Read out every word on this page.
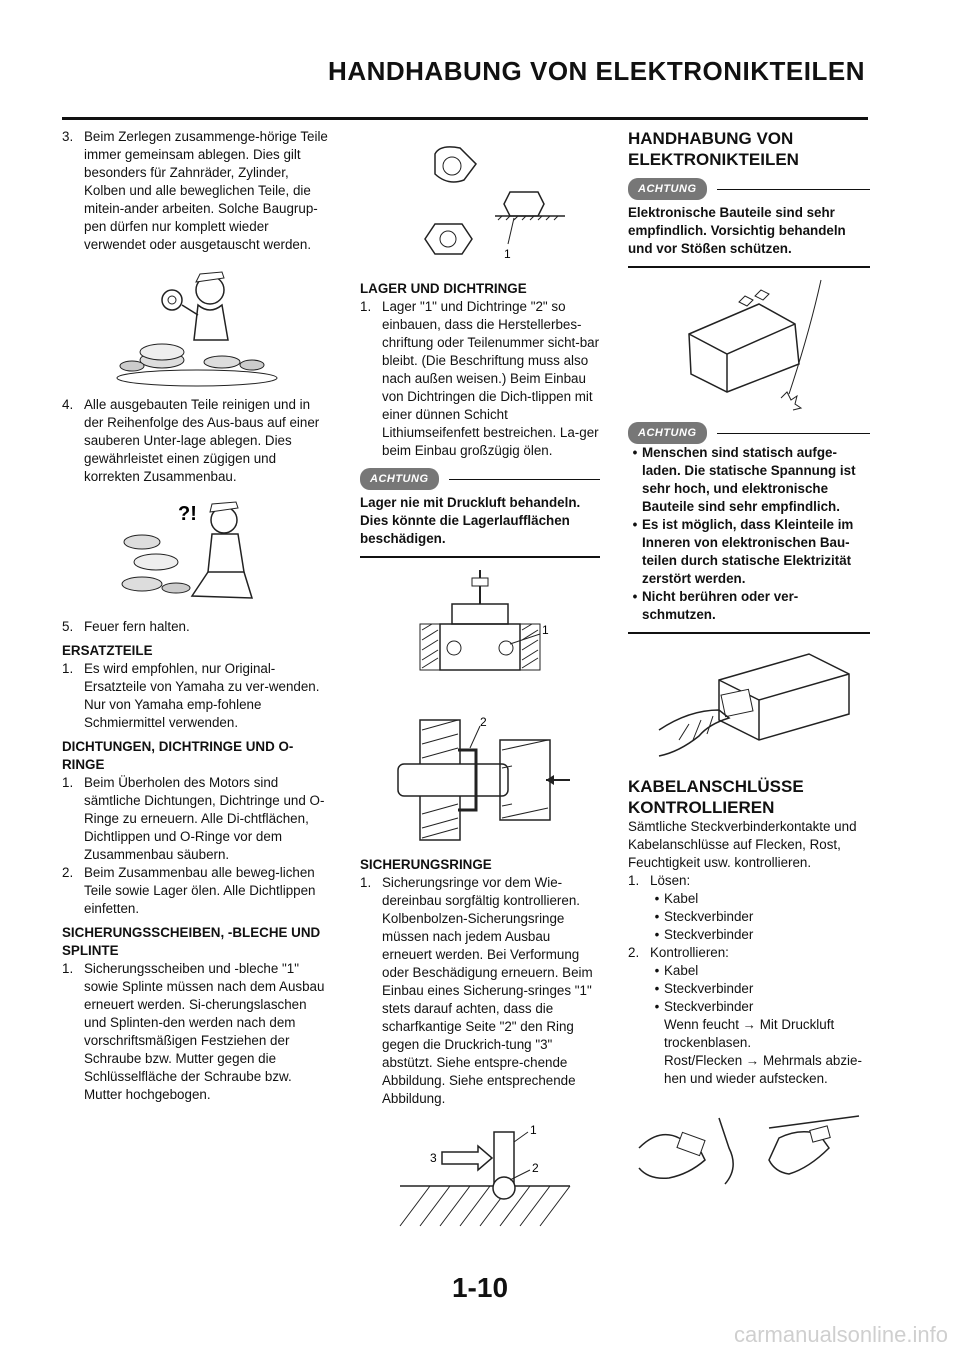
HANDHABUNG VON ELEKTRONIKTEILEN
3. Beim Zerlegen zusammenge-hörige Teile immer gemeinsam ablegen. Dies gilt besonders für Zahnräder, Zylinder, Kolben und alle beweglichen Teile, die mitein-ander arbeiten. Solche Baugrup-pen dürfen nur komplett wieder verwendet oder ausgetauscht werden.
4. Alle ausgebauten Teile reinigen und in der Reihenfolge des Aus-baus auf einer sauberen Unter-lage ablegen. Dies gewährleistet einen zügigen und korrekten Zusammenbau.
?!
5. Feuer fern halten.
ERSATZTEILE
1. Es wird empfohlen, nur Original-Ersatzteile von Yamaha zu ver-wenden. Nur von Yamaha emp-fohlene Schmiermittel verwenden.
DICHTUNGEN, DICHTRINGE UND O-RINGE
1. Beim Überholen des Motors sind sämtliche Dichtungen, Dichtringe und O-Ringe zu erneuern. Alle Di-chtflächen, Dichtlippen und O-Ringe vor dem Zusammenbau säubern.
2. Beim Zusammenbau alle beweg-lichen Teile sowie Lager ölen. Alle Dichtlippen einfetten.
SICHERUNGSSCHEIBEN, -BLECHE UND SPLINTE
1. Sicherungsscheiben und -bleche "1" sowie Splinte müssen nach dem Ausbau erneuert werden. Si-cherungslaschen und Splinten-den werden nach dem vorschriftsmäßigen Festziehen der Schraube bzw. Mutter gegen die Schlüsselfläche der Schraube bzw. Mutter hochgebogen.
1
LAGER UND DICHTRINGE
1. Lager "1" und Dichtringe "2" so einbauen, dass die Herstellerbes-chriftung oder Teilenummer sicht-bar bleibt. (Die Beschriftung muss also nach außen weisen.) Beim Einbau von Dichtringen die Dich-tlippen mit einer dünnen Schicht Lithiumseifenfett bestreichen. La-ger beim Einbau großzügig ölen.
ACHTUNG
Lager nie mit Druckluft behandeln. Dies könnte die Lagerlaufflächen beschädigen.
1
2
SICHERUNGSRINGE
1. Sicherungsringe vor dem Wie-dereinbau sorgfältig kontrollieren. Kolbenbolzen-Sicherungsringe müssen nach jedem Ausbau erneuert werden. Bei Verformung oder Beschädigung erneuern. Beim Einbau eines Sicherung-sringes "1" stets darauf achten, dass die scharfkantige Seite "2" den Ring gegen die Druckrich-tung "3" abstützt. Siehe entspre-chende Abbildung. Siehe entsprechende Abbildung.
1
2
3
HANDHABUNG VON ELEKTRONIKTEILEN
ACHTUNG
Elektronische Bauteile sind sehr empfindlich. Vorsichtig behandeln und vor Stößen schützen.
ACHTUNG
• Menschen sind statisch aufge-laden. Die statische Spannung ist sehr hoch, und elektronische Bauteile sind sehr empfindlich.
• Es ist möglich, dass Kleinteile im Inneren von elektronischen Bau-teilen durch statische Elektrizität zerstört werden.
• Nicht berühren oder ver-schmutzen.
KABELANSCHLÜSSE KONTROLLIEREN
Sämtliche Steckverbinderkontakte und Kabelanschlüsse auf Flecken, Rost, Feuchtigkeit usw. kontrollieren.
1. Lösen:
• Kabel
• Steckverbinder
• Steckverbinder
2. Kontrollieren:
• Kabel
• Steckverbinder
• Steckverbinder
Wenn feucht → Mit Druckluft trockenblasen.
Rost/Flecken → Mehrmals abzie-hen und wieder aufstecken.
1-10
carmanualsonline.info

---

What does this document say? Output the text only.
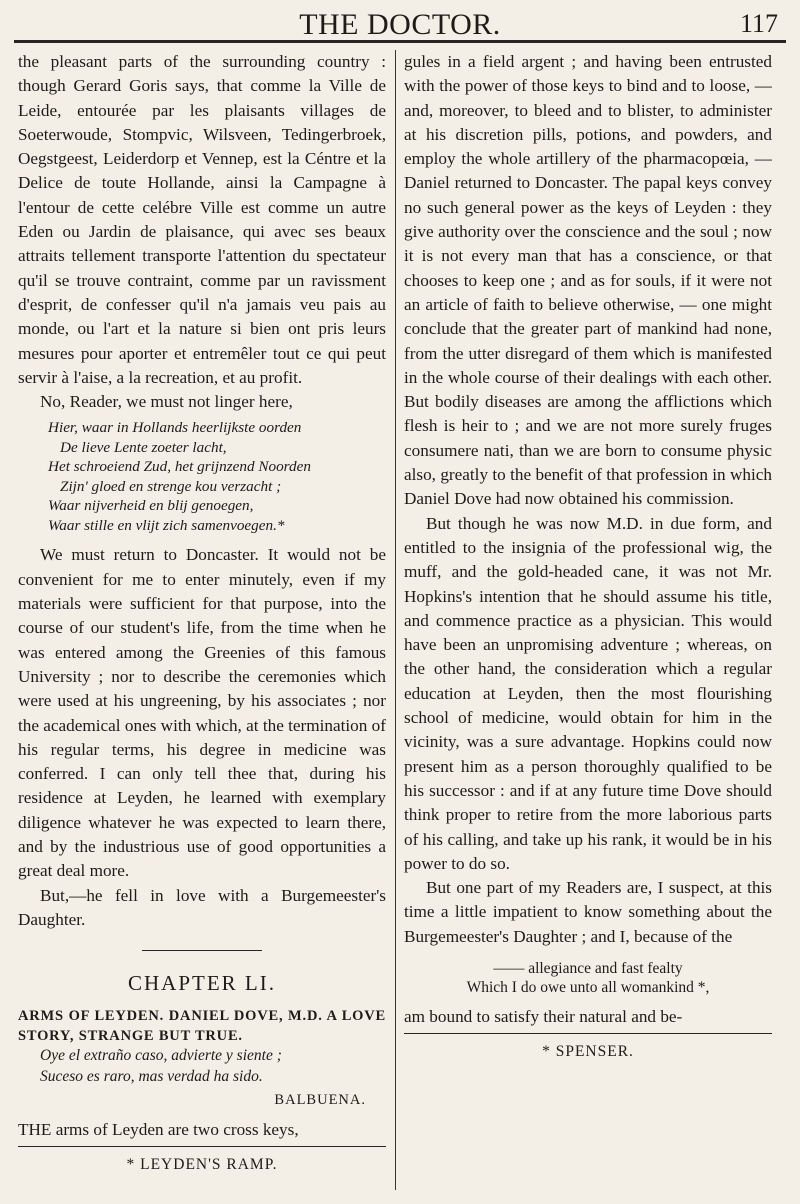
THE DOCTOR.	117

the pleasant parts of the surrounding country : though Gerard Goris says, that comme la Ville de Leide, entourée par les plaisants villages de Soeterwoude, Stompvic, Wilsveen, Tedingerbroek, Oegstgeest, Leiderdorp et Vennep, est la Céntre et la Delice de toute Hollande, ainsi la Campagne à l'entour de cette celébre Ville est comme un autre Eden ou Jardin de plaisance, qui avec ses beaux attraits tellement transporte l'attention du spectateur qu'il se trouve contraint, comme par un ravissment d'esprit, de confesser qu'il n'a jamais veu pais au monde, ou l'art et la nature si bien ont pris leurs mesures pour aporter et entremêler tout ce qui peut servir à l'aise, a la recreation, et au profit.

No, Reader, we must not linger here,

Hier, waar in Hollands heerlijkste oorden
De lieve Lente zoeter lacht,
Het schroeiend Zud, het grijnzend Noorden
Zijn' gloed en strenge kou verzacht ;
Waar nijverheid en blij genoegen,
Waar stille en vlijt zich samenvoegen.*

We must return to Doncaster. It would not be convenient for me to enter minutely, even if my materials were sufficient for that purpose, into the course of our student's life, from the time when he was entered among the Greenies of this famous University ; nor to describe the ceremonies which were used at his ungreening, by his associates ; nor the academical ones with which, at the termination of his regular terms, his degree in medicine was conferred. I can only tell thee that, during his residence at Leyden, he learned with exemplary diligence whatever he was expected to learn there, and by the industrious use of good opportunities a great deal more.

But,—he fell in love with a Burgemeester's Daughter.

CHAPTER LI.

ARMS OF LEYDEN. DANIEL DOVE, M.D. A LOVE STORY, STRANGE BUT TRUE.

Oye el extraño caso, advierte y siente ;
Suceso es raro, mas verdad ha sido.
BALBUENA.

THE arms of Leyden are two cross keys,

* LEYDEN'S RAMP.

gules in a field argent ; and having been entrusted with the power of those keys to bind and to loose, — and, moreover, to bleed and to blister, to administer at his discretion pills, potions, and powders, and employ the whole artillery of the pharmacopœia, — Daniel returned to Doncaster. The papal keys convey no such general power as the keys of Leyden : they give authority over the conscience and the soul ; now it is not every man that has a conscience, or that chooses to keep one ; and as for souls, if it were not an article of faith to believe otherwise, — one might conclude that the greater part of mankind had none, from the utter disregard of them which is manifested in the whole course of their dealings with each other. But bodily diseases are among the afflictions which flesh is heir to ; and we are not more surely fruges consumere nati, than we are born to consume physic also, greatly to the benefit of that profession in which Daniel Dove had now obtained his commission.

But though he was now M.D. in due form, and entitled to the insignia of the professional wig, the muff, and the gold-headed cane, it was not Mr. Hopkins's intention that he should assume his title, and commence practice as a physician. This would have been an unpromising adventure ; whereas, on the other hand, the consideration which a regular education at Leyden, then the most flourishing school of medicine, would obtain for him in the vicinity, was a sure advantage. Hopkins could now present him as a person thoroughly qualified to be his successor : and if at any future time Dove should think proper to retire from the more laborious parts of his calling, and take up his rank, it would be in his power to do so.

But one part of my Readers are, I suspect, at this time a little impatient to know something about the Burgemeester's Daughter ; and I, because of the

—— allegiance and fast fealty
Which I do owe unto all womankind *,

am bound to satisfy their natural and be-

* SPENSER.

▶ BRIEF: Each line that has the word "Druckluft" should be copied.

▶ ANSWER FOR THIS EXERCISE:
Lager nie mit Druckluft behandeln. Dies könnte die Lagerlaufflächen beschädigen.
Wenn feucht → Mit Druckluft trockenblasen.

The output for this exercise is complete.